#### PROMPT
Read through the data and report every line in which the word "BEAUTIFUL" occurs.

#### GIVEN RECORDS
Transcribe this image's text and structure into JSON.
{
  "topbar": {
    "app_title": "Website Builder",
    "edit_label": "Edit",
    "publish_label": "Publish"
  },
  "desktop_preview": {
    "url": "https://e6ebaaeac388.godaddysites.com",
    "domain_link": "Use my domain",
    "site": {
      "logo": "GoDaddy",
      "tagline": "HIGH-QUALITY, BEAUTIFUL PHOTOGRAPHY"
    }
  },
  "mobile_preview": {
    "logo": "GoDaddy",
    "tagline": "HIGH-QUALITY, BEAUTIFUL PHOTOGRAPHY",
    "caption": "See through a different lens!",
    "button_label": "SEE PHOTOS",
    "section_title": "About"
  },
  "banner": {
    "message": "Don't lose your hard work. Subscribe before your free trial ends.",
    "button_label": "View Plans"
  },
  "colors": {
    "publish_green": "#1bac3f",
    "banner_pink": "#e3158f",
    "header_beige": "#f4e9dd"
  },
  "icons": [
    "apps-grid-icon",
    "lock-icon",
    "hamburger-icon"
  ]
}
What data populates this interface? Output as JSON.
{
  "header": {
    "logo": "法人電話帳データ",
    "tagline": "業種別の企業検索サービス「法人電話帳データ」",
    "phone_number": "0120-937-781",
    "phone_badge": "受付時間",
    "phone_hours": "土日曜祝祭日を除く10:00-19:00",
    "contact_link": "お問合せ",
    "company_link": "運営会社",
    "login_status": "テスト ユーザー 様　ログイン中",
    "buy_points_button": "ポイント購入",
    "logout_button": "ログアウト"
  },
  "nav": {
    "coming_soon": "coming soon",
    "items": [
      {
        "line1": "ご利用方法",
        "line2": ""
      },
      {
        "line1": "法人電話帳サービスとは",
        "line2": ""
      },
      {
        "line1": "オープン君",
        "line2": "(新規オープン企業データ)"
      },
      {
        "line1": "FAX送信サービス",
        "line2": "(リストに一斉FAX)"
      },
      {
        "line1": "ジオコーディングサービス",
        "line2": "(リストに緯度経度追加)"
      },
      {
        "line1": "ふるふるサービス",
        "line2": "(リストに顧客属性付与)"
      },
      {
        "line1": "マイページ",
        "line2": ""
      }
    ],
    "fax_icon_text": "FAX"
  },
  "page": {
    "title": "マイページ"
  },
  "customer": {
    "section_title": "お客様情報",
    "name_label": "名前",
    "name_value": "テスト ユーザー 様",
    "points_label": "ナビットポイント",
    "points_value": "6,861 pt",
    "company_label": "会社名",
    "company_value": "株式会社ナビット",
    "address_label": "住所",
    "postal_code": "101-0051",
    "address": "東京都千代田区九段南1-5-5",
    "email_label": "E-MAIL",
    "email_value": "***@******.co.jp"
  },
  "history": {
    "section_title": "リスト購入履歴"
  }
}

#### FULL OUTPUT
      "tagline": "HIGH-QUALITY, BEAUTIFUL PHOTOGRAPHY"
    "tagline": "HIGH-QUALITY, BEAUTIFUL PHOTOGRAPHY",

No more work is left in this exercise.